▶ _Records from a collection_:
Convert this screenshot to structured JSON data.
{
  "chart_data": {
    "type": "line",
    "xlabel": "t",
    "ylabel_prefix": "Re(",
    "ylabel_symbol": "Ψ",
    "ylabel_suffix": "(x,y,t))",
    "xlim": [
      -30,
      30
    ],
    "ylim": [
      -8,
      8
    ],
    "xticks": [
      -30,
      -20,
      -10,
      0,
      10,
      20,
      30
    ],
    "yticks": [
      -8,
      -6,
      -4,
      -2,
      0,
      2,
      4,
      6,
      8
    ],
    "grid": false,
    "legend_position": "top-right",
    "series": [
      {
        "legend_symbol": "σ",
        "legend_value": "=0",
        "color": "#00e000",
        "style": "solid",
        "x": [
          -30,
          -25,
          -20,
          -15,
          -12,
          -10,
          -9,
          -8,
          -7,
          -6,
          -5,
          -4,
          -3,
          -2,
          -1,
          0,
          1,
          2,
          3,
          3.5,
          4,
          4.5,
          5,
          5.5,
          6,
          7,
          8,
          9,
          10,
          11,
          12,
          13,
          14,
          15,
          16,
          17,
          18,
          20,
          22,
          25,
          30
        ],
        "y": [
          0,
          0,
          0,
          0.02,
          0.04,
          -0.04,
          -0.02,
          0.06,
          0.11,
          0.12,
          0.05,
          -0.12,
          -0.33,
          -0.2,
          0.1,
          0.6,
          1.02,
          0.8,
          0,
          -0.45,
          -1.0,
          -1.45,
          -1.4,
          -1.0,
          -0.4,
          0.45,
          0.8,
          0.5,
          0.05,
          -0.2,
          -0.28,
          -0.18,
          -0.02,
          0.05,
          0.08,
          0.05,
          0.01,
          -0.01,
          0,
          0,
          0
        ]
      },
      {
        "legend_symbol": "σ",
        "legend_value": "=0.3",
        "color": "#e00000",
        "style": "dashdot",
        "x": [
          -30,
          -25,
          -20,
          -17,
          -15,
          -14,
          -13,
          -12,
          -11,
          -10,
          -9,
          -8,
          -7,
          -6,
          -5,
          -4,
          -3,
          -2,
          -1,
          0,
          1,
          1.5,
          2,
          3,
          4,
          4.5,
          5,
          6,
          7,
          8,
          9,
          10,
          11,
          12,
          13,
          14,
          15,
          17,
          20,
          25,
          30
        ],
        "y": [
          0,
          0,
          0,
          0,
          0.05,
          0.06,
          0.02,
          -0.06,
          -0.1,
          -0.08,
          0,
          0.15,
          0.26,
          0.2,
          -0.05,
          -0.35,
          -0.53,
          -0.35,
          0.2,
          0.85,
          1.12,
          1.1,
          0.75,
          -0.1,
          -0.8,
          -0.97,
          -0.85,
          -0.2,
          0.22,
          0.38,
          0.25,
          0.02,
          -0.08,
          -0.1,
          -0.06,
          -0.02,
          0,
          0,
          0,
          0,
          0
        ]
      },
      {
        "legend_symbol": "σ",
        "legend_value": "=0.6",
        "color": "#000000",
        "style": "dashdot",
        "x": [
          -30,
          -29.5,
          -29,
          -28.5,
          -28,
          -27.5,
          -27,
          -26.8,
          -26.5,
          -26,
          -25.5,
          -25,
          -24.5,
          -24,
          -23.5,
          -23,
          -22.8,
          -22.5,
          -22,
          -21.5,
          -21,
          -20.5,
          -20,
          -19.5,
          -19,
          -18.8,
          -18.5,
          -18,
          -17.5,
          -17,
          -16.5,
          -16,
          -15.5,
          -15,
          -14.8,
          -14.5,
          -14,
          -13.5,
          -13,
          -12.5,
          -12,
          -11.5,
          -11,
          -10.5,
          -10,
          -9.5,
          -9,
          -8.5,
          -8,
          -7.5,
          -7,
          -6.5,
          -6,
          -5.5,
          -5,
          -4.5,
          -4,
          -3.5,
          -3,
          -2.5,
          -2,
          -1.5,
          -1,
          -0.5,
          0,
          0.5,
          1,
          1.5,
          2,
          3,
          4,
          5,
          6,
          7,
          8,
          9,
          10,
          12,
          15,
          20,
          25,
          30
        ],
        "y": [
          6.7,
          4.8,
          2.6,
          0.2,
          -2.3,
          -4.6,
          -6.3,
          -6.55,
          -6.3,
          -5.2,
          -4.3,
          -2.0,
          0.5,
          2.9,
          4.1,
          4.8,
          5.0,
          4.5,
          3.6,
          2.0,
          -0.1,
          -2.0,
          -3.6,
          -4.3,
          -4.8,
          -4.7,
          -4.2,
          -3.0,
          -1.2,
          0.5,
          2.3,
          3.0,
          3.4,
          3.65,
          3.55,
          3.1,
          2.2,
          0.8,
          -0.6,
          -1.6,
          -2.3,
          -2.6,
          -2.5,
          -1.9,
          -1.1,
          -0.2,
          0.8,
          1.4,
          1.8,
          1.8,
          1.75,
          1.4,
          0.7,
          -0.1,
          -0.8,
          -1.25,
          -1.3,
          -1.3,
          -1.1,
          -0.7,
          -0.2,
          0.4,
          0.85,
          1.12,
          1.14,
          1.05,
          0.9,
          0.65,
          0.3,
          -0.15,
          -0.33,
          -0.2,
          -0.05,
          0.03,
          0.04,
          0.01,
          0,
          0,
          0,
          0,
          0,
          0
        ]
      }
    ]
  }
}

▶ _Given instruction_: Transcribe all of the entries without altering anything.

▶ _Written reply_:
Convert this screenshot to structured JSON data.
{
  "chart_data": {
    "type": "line",
    "xlabel": "t",
    "ylabel_prefix": "Re(",
    "ylabel_symbol": "Ψ",
    "ylabel_suffix": "(x,y,t))",
    "xlim": [
      -30,
      30
    ],
    "ylim": [
      -8,
      8
    ],
    "xticks": [
      -30,
      -20,
      -10,
      0,
      10,
      20,
      30
    ],
    "yticks": [
      -8,
      -6,
      -4,
      -2,
      0,
      2,
      4,
      6,
      8
    ],
    "grid": false,
    "legend_position": "top-right",
    "series": [
      {
        "legend_symbol": "σ",
        "legend_value": "=0",
        "color": "#00e000",
        "style": "solid",
        "x": [
          -30,
          -25,
          -20,
          -15,
          -12,
          -10,
          -9,
          -8,
          -7,
          -6,
          -5,
          -4,
          -3,
          -2,
          -1,
          0,
          1,
          2,
          3,
          3.5,
          4,
          4.5,
          5,
          5.5,
          6,
          7,
          8,
          9,
          10,
          11,
          12,
          13,
          14,
          15,
          16,
          17,
          18,
          20,
          22,
          25,
          30
        ],
        "y": [
          0,
          0,
          0,
          0.02,
          0.04,
          -0.04,
          -0.02,
          0.06,
          0.11,
          0.12,
          0.05,
          -0.12,
          -0.33,
          -0.2,
          0.1,
          0.6,
          1.02,
          0.8,
          0,
          -0.45,
          -1.0,
          -1.45,
          -1.4,
          -1.0,
          -0.4,
          0.45,
          0.8,
          0.5,
          0.05,
          -0.2,
          -0.28,
          -0.18,
          -0.02,
          0.05,
          0.08,
          0.05,
          0.01,
          -0.01,
          0,
          0,
          0
        ]
      },
      {
        "legend_symbol": "σ",
        "legend_value": "=0.3",
        "color": "#e00000",
        "style": "dashdot",
        "x": [
          -30,
          -25,
          -20,
          -17,
          -15,
          -14,
          -13,
          -12,
          -11,
          -10,
          -9,
          -8,
          -7,
          -6,
          -5,
          -4,
          -3,
          -2,
          -1,
          0,
          1,
          1.5,
          2,
          3,
          4,
          4.5,
          5,
          6,
          7,
          8,
          9,
          10,
          11,
          12,
          13,
          14,
          15,
          17,
          20,
          25,
          30
        ],
        "y": [
          0,
          0,
          0,
          0,
          0.05,
          0.06,
          0.02,
          -0.06,
          -0.1,
          -0.08,
          0,
          0.15,
          0.26,
          0.2,
          -0.05,
          -0.35,
          -0.53,
          -0.35,
          0.2,
          0.85,
          1.12,
          1.1,
          0.75,
          -0.1,
          -0.8,
          -0.97,
          -0.85,
          -0.2,
          0.22,
          0.38,
          0.25,
          0.02,
          -0.08,
          -0.1,
          -0.06,
          -0.02,
          0,
          0,
          0,
          0,
          0
        ]
      },
      {
        "legend_symbol": "σ",
        "legend_value": "=0.6",
        "color": "#000000",
        "style": "dashdot",
        "x": [
          -30,
          -29.5,
          -29,
          -28.5,
          -28,
          -27.5,
          -27,
          -26.8,
          -26.5,
          -26,
          -25.5,
          -25,
          -24.5,
          -24,
          -23.5,
          -23,
          -22.8,
          -22.5,
          -22,
          -21.5,
          -21,
          -20.5,
          -20,
          -19.5,
          -19,
          -18.8,
          -18.5,
          -18,
          -17.5,
          -17,
          -16.5,
          -16,
          -15.5,
          -15,
          -14.8,
          -14.5,
          -14,
          -13.5,
          -13,
          -12.5,
          -12,
          -11.5,
          -11,
          -10.5,
          -10,
          -9.5,
          -9,
          -8.5,
          -8,
          -7.5,
          -7,
          -6.5,
          -6,
          -5.5,
          -5,
          -4.5,
          -4,
          -3.5,
          -3,
          -2.5,
          -2,
          -1.5,
          -1,
          -0.5,
          0,
          0.5,
          1,
          1.5,
          2,
          3,
          4,
          5,
          6,
          7,
          8,
          9,
          10,
          12,
          15,
          20,
          25,
          30
        ],
        "y": [
          6.7,
          4.8,
          2.6,
          0.2,
          -2.3,
          -4.6,
          -6.3,
          -6.55,
          -6.3,
          -5.2,
          -4.3,
          -2.0,
          0.5,
          2.9,
          4.1,
          4.8,
          5.0,
          4.5,
          3.6,
          2.0,
          -0.1,
          -2.0,
          -3.6,
          -4.3,
          -4.8,
          -4.7,
          -4.2,
          -3.0,
          -1.2,
          0.5,
          2.3,
          3.0,
          3.4,
          3.65,
          3.55,
          3.1,
          2.2,
          0.8,
          -0.6,
          -1.6,
          -2.3,
          -2.6,
          -2.5,
          -1.9,
          -1.1,
          -0.2,
          0.8,
          1.4,
          1.8,
          1.8,
          1.75,
          1.4,
          0.7,
          -0.1,
          -0.8,
          -1.25,
          -1.3,
          -1.3,
          -1.1,
          -0.7,
          -0.2,
          0.4,
          0.85,
          1.12,
          1.14,
          1.05,
          0.9,
          0.65,
          0.3,
          -0.15,
          -0.33,
          -0.2,
          -0.05,
          0.03,
          0.04,
          0.01,
          0,
          0,
          0,
          0,
          0,
          0
        ]
      }
    ]
  }
}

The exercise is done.